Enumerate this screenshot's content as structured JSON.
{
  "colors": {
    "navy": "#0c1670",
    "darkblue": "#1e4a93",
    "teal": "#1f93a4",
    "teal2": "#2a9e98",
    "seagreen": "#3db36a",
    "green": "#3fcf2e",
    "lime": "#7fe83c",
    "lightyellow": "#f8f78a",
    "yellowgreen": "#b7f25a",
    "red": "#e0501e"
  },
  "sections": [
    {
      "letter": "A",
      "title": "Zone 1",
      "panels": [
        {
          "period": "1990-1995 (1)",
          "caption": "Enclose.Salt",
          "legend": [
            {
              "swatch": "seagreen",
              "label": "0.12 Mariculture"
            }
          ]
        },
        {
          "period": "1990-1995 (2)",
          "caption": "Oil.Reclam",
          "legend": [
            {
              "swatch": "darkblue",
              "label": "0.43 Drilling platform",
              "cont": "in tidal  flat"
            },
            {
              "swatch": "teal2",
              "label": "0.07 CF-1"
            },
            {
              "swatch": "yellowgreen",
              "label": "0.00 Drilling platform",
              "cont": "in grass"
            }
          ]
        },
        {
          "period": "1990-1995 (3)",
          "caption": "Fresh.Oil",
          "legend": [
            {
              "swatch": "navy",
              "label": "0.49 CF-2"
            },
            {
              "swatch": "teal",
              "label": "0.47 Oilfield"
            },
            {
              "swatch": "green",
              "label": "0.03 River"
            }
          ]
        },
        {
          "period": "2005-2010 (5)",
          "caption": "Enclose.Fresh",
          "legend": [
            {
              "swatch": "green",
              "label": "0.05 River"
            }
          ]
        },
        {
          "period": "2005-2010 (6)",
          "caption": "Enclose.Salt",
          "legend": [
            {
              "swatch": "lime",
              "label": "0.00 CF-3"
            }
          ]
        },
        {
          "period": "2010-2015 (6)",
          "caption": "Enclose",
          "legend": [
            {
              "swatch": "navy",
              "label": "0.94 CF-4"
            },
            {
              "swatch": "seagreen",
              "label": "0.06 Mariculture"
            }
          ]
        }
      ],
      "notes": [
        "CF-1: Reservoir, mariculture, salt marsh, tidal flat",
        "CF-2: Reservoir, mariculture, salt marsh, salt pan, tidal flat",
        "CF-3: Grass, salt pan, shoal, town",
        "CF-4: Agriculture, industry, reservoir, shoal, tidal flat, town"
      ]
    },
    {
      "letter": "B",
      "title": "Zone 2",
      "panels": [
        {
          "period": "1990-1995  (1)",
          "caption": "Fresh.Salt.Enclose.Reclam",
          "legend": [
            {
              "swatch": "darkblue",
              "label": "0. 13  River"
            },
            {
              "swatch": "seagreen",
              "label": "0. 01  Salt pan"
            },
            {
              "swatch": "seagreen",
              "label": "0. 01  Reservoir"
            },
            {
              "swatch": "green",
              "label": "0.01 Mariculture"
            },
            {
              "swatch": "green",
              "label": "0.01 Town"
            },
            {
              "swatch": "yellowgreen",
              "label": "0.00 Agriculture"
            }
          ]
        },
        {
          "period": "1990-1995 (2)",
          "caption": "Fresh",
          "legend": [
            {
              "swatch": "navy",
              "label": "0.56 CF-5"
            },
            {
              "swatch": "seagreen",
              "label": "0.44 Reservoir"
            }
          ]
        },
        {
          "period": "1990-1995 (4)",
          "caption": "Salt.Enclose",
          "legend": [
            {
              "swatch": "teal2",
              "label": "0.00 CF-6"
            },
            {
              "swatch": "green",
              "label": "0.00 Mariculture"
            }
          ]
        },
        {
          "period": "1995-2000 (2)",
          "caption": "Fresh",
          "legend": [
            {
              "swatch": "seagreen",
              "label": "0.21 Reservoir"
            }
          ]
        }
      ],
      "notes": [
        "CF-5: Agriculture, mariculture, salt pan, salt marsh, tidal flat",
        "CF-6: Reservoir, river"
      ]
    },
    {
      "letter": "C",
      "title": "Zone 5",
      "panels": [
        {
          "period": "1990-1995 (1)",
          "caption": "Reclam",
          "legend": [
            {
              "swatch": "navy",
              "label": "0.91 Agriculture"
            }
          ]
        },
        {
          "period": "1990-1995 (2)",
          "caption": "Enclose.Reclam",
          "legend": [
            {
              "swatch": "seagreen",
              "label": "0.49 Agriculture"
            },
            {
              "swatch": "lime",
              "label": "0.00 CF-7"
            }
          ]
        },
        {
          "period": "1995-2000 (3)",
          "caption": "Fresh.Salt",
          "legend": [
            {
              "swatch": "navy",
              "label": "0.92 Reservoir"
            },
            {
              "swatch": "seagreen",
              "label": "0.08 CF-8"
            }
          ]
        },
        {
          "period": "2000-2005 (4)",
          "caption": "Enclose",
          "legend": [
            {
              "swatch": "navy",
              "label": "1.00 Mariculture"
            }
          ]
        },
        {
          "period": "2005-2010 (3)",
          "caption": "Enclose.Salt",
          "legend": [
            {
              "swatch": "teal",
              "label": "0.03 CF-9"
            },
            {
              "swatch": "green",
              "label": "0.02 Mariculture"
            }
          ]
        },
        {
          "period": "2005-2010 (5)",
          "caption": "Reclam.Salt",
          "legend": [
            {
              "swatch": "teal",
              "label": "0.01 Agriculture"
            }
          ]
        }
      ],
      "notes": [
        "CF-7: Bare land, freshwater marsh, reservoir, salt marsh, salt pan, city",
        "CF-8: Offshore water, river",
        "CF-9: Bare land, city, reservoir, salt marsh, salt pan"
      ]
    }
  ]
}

REQUEST:
Pull every line containing "flat" out of the data above.

EXPECTED OUTPUT:
              "cont": "in tidal  flat"
        "CF-1: Reservoir, mariculture, salt marsh, tidal flat",
        "CF-2: Reservoir, mariculture, salt marsh, salt pan, tidal flat",
        "CF-4: Agriculture, industry, reservoir, shoal, tidal flat, town"
        "CF-5: Agriculture, mariculture, salt pan, salt marsh, tidal flat",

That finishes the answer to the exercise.